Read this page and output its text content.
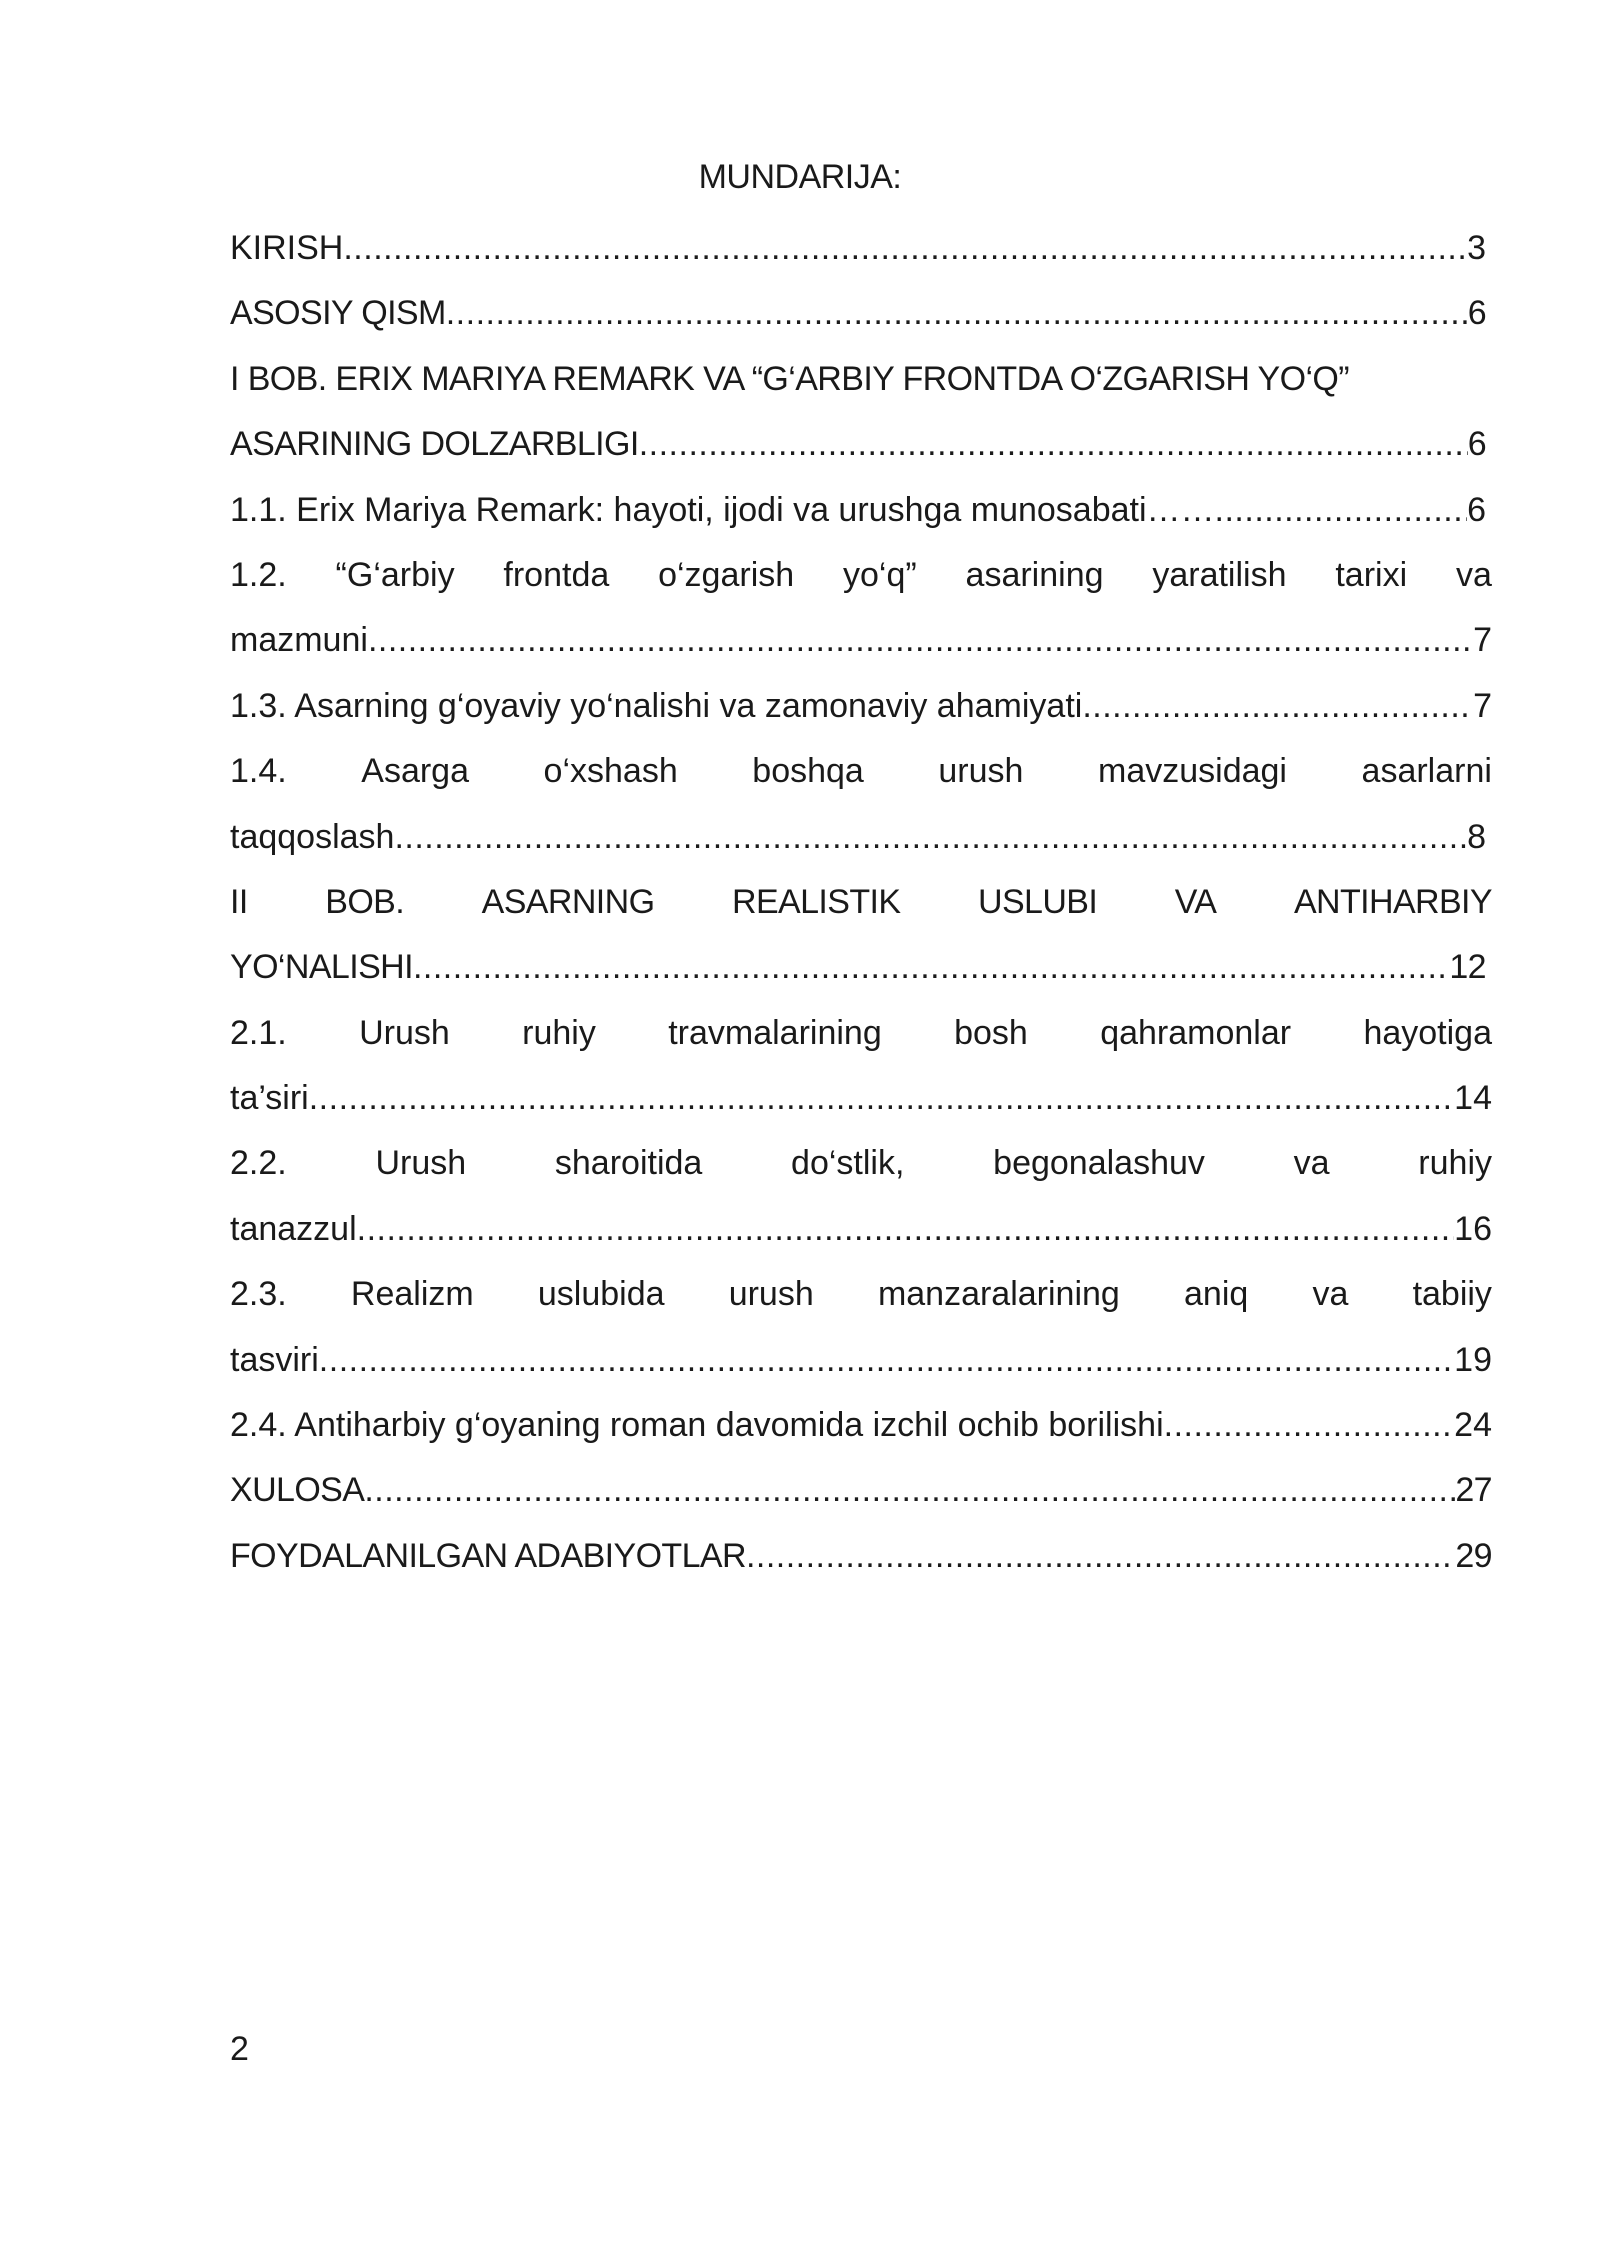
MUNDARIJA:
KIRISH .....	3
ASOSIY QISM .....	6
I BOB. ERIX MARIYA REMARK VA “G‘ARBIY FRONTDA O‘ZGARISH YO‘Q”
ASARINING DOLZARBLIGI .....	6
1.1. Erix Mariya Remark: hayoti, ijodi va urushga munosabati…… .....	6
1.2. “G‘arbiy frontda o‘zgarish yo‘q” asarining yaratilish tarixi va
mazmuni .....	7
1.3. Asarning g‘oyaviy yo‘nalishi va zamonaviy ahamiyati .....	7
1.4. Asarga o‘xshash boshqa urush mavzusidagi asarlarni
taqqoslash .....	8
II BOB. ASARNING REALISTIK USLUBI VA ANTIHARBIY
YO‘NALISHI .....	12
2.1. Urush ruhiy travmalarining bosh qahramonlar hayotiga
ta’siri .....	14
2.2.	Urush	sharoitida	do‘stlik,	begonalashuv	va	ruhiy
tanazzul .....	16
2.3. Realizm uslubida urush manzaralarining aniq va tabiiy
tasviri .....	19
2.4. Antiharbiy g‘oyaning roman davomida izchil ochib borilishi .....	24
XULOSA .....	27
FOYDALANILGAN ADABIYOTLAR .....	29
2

========================================

▶ **EXERCISE OBJECTIVE**: State how many lines of the listing hold the string "ruhiy"; reply with the number and nothing else.

▶ **RIGHT ANSWER**: 2